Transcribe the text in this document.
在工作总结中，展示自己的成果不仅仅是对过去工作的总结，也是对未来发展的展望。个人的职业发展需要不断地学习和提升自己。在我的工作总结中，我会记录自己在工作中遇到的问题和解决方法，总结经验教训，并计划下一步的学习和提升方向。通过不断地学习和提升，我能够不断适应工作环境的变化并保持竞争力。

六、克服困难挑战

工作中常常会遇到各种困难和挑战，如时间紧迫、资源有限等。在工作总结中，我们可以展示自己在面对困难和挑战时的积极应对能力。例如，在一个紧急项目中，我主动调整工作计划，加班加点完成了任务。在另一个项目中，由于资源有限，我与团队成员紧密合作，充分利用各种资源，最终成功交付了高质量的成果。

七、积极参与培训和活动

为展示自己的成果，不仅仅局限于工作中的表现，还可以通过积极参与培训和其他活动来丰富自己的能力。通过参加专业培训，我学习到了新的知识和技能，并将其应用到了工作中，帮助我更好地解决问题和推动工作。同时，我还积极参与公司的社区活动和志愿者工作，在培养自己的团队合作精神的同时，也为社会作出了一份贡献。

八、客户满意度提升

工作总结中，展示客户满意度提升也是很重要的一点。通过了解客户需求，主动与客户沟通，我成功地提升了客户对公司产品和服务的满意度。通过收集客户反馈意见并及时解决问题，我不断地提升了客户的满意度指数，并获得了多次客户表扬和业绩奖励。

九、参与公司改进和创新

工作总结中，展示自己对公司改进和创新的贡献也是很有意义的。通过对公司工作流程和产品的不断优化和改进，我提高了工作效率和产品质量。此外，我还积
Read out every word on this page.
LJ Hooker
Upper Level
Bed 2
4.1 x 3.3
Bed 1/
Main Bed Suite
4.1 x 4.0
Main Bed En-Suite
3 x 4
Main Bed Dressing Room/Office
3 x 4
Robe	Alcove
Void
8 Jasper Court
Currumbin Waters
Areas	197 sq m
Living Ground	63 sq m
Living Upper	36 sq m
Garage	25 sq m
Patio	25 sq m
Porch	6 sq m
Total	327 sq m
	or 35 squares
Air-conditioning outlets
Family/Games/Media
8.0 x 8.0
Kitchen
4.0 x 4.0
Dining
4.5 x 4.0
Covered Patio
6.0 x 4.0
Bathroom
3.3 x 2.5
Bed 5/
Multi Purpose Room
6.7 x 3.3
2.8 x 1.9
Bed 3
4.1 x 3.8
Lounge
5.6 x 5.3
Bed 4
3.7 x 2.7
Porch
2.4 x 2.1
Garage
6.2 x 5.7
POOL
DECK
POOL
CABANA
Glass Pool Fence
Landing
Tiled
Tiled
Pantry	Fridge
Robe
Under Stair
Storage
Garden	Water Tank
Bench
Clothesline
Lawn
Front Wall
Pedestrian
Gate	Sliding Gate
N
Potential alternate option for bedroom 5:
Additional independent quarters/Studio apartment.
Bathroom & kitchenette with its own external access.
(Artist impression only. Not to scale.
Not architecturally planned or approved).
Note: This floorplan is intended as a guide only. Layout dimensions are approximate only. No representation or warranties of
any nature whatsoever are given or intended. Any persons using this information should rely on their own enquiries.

---*---

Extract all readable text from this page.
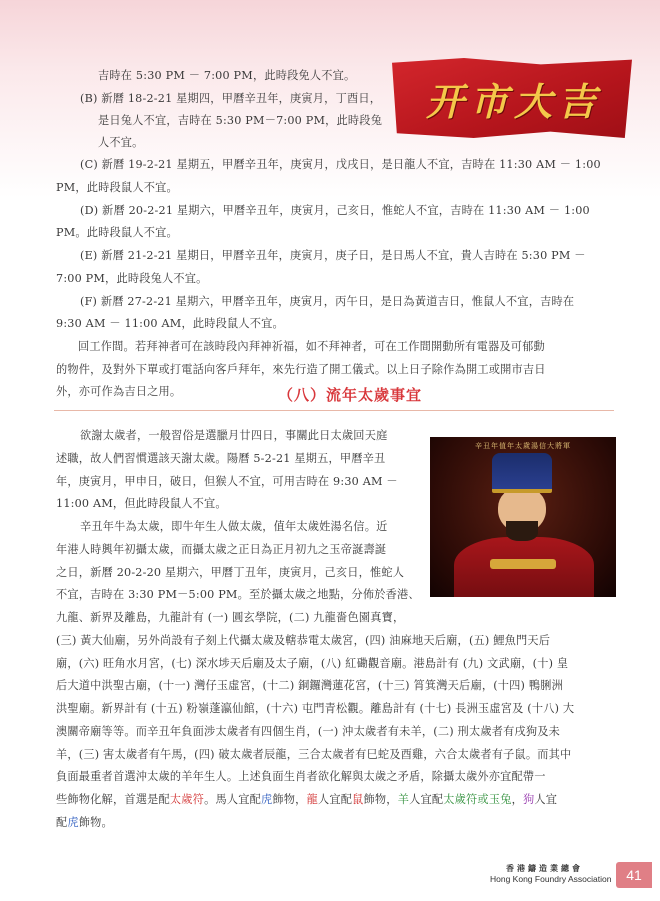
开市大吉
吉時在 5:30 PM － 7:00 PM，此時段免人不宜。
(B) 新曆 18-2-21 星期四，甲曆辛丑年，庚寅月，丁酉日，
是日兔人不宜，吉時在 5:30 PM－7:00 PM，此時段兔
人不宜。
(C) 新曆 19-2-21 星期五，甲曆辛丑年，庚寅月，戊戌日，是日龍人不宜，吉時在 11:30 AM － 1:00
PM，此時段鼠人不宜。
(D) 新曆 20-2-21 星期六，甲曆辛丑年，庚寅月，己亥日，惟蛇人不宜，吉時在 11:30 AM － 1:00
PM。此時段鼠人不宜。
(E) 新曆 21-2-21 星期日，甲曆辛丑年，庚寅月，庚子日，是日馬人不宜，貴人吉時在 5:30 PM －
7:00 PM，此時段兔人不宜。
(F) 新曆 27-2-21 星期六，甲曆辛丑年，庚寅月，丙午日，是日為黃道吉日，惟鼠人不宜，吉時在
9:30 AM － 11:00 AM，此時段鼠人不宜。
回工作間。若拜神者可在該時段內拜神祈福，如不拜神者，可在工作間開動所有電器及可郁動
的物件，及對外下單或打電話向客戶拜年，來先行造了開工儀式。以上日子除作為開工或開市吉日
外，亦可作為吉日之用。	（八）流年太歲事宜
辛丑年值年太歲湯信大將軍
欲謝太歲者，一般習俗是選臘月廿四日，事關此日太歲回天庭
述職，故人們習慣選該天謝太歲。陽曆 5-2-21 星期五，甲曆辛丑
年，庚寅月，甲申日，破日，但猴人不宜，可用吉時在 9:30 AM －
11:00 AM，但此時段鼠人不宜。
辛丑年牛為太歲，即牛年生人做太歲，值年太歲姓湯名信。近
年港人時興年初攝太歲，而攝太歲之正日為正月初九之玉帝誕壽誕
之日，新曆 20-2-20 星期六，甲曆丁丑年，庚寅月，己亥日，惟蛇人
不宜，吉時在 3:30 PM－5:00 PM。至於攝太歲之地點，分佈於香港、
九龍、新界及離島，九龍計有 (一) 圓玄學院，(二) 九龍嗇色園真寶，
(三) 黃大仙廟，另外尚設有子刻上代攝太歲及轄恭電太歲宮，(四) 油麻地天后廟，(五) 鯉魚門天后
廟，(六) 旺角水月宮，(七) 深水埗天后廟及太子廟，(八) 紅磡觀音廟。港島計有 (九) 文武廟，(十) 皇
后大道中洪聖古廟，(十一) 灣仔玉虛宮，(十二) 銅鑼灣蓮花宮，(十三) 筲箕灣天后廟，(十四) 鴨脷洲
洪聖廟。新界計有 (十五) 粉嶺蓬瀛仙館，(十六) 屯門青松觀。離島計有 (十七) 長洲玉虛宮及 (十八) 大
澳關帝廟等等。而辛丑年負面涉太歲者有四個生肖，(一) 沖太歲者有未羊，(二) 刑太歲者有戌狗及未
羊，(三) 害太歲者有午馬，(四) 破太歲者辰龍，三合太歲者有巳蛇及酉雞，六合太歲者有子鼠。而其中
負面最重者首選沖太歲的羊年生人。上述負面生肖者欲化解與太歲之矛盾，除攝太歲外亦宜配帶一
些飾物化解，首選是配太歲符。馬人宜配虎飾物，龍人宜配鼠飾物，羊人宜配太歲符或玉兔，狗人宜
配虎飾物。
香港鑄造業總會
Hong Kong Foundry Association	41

---*---

» **Instructions to follow**
Select every line in the material above where the string "Main" occurs, and copy it.

» **Final result**
Main Bed Suite
Main Bed En-Suite
Main Bed Dressing Room/Office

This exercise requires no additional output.